=== PROBLEM ===
Transcribe the material in full. Nothing should differ except that the pictures are left out.

———

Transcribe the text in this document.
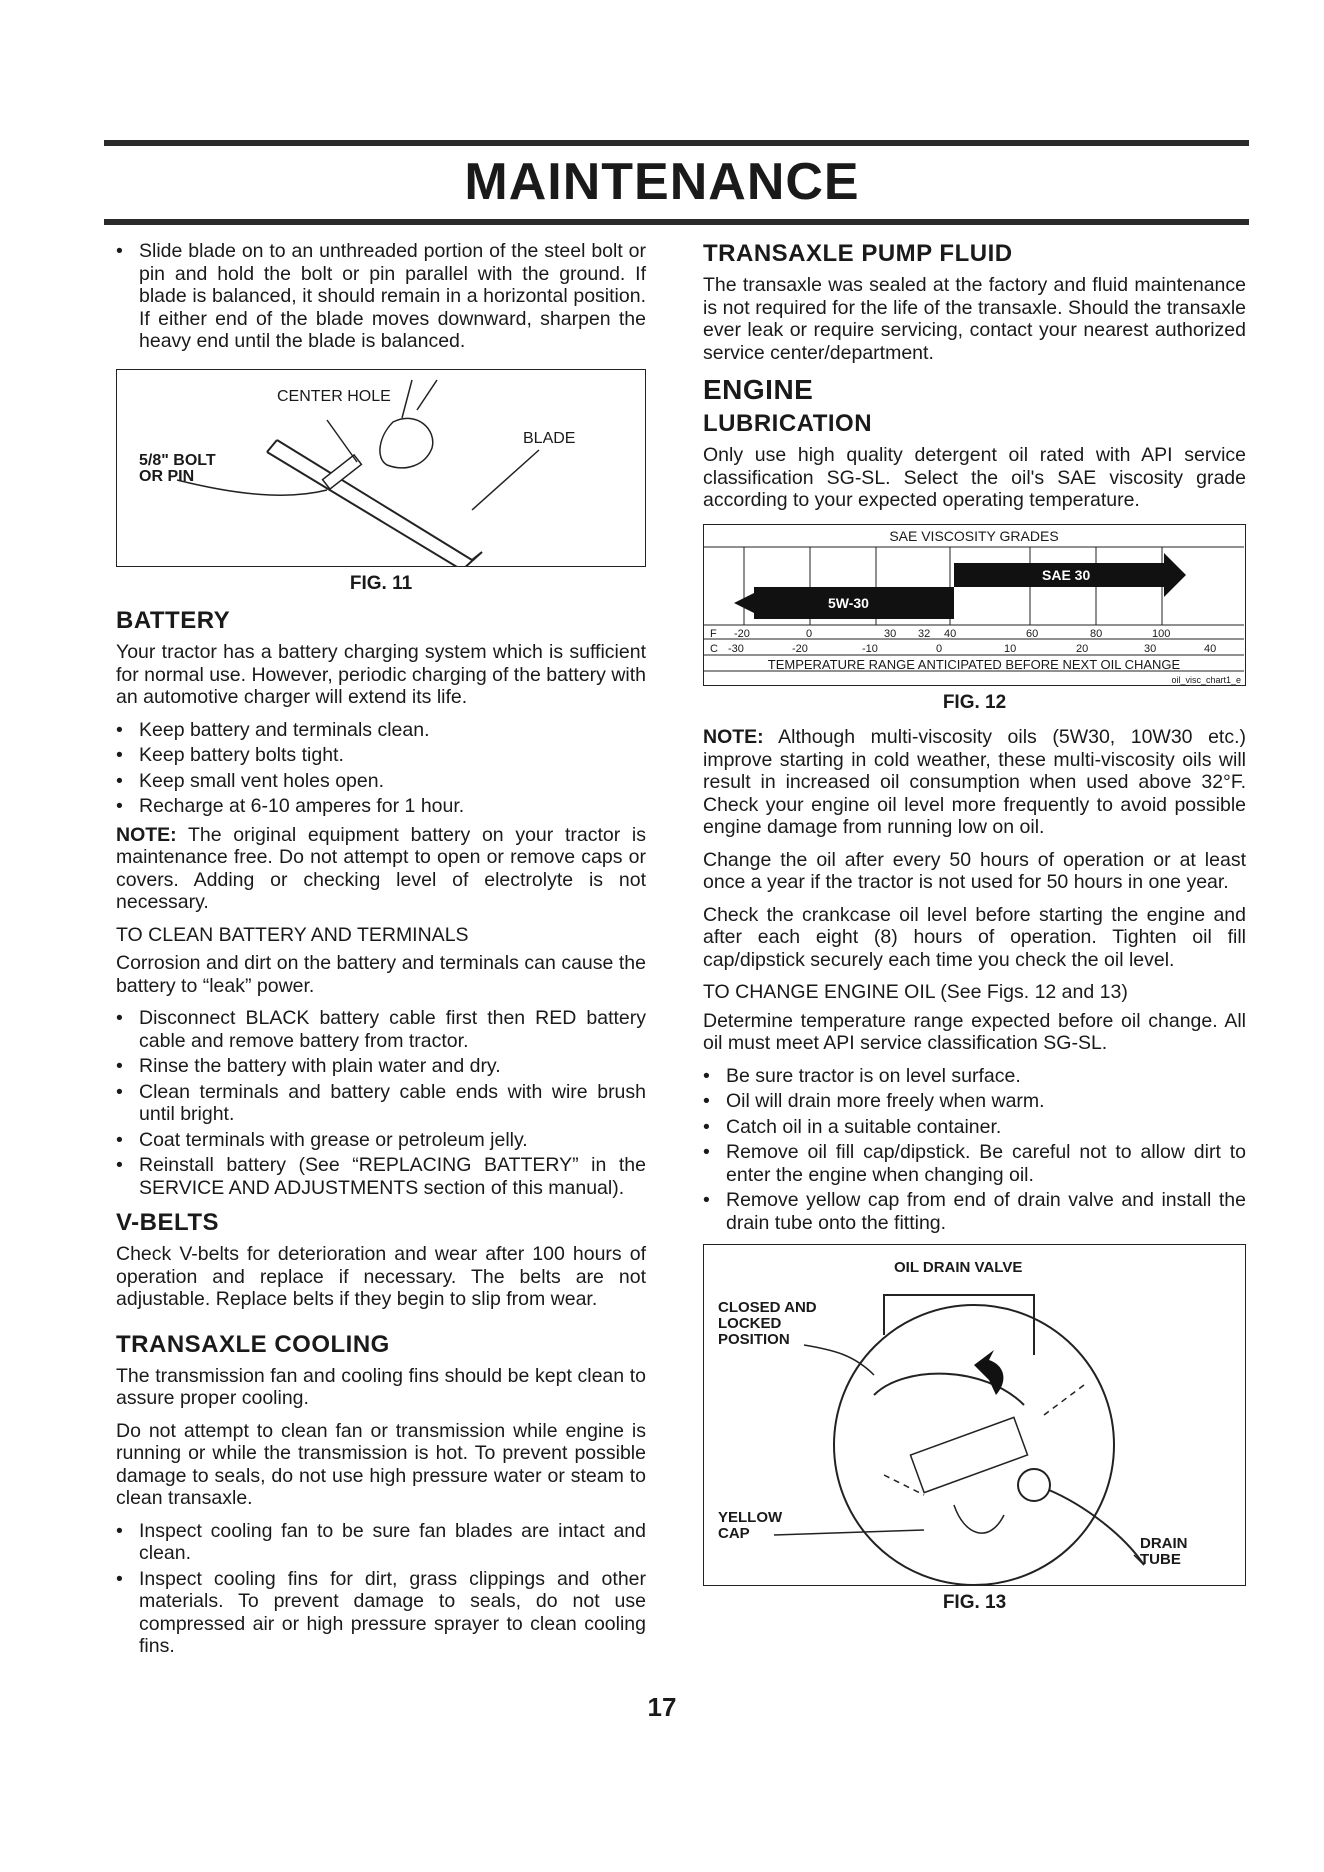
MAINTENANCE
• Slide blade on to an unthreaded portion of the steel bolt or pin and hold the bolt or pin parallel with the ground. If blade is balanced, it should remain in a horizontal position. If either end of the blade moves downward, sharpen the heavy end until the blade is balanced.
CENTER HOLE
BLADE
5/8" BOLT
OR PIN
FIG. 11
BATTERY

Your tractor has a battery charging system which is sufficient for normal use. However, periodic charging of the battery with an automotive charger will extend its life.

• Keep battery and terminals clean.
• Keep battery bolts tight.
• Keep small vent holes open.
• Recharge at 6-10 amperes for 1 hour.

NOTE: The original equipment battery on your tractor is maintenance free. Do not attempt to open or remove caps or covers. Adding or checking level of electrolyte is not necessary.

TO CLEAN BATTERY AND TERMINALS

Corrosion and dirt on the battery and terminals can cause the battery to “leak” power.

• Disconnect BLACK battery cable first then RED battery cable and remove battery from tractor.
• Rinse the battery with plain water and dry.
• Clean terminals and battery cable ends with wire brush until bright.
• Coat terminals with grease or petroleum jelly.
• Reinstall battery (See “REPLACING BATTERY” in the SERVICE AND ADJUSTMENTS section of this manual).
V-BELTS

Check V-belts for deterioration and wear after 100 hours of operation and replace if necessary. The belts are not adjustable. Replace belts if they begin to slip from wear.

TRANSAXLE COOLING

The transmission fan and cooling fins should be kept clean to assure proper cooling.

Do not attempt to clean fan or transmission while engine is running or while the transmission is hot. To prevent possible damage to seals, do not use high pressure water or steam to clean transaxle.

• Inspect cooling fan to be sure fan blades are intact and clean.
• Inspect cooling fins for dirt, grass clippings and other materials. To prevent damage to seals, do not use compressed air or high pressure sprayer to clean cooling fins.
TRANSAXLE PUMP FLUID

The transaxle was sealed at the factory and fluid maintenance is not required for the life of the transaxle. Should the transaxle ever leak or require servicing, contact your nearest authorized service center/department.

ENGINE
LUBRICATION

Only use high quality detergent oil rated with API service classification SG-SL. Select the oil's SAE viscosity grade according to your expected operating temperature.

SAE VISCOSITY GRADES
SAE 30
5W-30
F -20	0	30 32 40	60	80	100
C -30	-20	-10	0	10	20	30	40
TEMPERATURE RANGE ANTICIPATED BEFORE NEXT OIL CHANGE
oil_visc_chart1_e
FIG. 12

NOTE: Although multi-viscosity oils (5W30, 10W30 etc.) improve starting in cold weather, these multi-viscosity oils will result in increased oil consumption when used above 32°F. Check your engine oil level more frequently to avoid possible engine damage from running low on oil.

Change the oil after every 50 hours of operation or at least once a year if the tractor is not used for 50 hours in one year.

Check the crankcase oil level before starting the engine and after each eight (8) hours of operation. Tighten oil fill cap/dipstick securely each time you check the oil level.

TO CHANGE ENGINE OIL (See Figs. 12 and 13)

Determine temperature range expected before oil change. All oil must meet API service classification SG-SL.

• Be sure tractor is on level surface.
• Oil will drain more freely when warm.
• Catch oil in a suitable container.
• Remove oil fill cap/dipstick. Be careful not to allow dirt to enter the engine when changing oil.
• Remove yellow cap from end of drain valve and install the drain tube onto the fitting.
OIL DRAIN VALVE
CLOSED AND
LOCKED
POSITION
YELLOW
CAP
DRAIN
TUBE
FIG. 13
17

———

=== EXPECTED OUTPUT ===
Transcribe the text in this document.
MAINTENANCE
• Slide blade on to an unthreaded portion of the steel bolt or pin and hold the bolt or pin parallel with the ground. If blade is balanced, it should remain in a horizontal position. If either end of the blade moves downward, sharpen the heavy end until the blade is balanced.
CENTER HOLE
BLADE
5/8" BOLT
OR PIN
FIG. 11
BATTERY

Your tractor has a battery charging system which is sufficient for normal use. However, periodic charging of the battery with an automotive charger will extend its life.

• Keep battery and terminals clean.
• Keep battery bolts tight.
• Keep small vent holes open.
• Recharge at 6-10 amperes for 1 hour.

NOTE: The original equipment battery on your tractor is maintenance free. Do not attempt to open or remove caps or covers. Adding or checking level of electrolyte is not necessary.

TO CLEAN BATTERY AND TERMINALS

Corrosion and dirt on the battery and terminals can cause the battery to “leak” power.

• Disconnect BLACK battery cable first then RED battery cable and remove battery from tractor.
• Rinse the battery with plain water and dry.
• Clean terminals and battery cable ends with wire brush until bright.
• Coat terminals with grease or petroleum jelly.
• Reinstall battery (See “REPLACING BATTERY” in the SERVICE AND ADJUSTMENTS section of this manual).
V-BELTS

Check V-belts for deterioration and wear after 100 hours of operation and replace if necessary. The belts are not adjustable. Replace belts if they begin to slip from wear.

TRANSAXLE COOLING

The transmission fan and cooling fins should be kept clean to assure proper cooling.

Do not attempt to clean fan or transmission while engine is running or while the transmission is hot. To prevent possible damage to seals, do not use high pressure water or steam to clean transaxle.

• Inspect cooling fan to be sure fan blades are intact and clean.
• Inspect cooling fins for dirt, grass clippings and other materials. To prevent damage to seals, do not use compressed air or high pressure sprayer to clean cooling fins.
TRANSAXLE PUMP FLUID

The transaxle was sealed at the factory and fluid maintenance is not required for the life of the transaxle. Should the transaxle ever leak or require servicing, contact your nearest authorized service center/department.

ENGINE
LUBRICATION

Only use high quality detergent oil rated with API service classification SG-SL. Select the oil's SAE viscosity grade according to your expected operating temperature.

SAE VISCOSITY GRADES
SAE 30
5W-30
F -20	0	30 32 40	60	80	100
C -30	-20	-10	0	10	20	30	40
TEMPERATURE RANGE ANTICIPATED BEFORE NEXT OIL CHANGE
oil_visc_chart1_e
FIG. 12

NOTE: Although multi-viscosity oils (5W30, 10W30 etc.) improve starting in cold weather, these multi-viscosity oils will result in increased oil consumption when used above 32°F. Check your engine oil level more frequently to avoid possible engine damage from running low on oil.

Change the oil after every 50 hours of operation or at least once a year if the tractor is not used for 50 hours in one year.

Check the crankcase oil level before starting the engine and after each eight (8) hours of operation. Tighten oil fill cap/dipstick securely each time you check the oil level.

TO CHANGE ENGINE OIL (See Figs. 12 and 13)

Determine temperature range expected before oil change. All oil must meet API service classification SG-SL.

• Be sure tractor is on level surface.
• Oil will drain more freely when warm.
• Catch oil in a suitable container.
• Remove oil fill cap/dipstick. Be careful not to allow dirt to enter the engine when changing oil.
• Remove yellow cap from end of drain valve and install the drain tube onto the fitting.
OIL DRAIN VALVE
CLOSED AND
LOCKED
POSITION
YELLOW
CAP
DRAIN
TUBE
FIG. 13
17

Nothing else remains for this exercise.